:: DATA ENTRIES ::
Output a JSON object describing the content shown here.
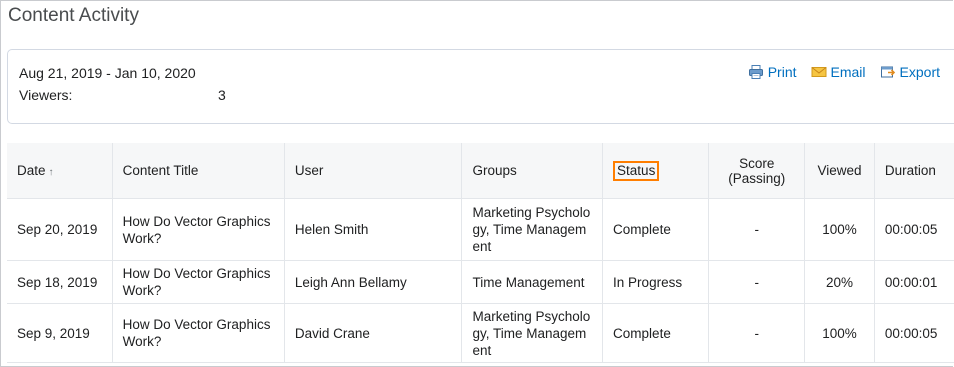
{
  "page": {
    "title": "Content Activity"
  },
  "summary": {
    "date_range": "Aug 21, 2019 - Jan 10, 2020",
    "viewers_label": "Viewers:",
    "viewers_count": "3"
  },
  "actions": {
    "print_label": "Print",
    "email_label": "Email",
    "export_label": "Export"
  },
  "table": {
    "headers": {
      "date": "Date",
      "content_title": "Content Title",
      "user": "User",
      "groups": "Groups",
      "status": "Status",
      "score": "Score (Passing)",
      "viewed": "Viewed",
      "duration": "Duration"
    },
    "rows": [
      {
        "date": "Sep 20, 2019",
        "content_title": "How Do Vector Graphics Work?",
        "user": "Helen Smith",
        "groups": "Marketing Psychology, Time Management",
        "status": "Complete",
        "score": "-",
        "viewed": "100%",
        "duration": "00:00:05"
      },
      {
        "date": "Sep 18, 2019",
        "content_title": "How Do Vector Graphics Work?",
        "user": "Leigh Ann Bellamy",
        "groups": "Time Management",
        "status": "In Progress",
        "score": "-",
        "viewed": "20%",
        "duration": "00:00:01"
      },
      {
        "date": "Sep 9, 2019",
        "content_title": "How Do Vector Graphics Work?",
        "user": "David Crane",
        "groups": "Marketing Psychology, Time Management",
        "status": "Complete",
        "score": "-",
        "viewed": "100%",
        "duration": "00:00:05"
      }
    ]
  },
  "colors": {
    "link": "#006fbf",
    "complete": "#46a661",
    "highlight": "#ff7e00"
  },
  "icons": {
    "print": "printer-icon",
    "email": "envelope-icon",
    "export": "export-icon",
    "sort": "sort-ascending-icon"
  }
}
:::
● YOUR TASK:
Leave out the pictures and copy everything else in the records word for word.

● RESPONSE BELOW:
Output a JSON object describing the content shown here.
{
  "page": {
    "title": "Content Activity"
  },
  "summary": {
    "date_range": "Aug 21, 2019 - Jan 10, 2020",
    "viewers_label": "Viewers:",
    "viewers_count": "3"
  },
  "actions": {
    "print_label": "Print",
    "email_label": "Email",
    "export_label": "Export"
  },
  "table": {
    "headers": {
      "date": "Date",
      "content_title": "Content Title",
      "user": "User",
      "groups": "Groups",
      "status": "Status",
      "score": "Score (Passing)",
      "viewed": "Viewed",
      "duration": "Duration"
    },
    "rows": [
      {
        "date": "Sep 20, 2019",
        "content_title": "How Do Vector Graphics Work?",
        "user": "Helen Smith",
        "groups": "Marketing Psychology, Time Management",
        "status": "Complete",
        "score": "-",
        "viewed": "100%",
        "duration": "00:00:05"
      },
      {
        "date": "Sep 18, 2019",
        "content_title": "How Do Vector Graphics Work?",
        "user": "Leigh Ann Bellamy",
        "groups": "Time Management",
        "status": "In Progress",
        "score": "-",
        "viewed": "20%",
        "duration": "00:00:01"
      },
      {
        "date": "Sep 9, 2019",
        "content_title": "How Do Vector Graphics Work?",
        "user": "David Crane",
        "groups": "Marketing Psychology, Time Management",
        "status": "Complete",
        "score": "-",
        "viewed": "100%",
        "duration": "00:00:05"
      }
    ]
  },
  "colors": {
    "link": "#006fbf",
    "complete": "#46a661",
    "highlight": "#ff7e00"
  },
  "icons": {
    "print": "printer-icon",
    "email": "envelope-icon",
    "export": "export-icon",
    "sort": "sort-ascending-icon"
  }
}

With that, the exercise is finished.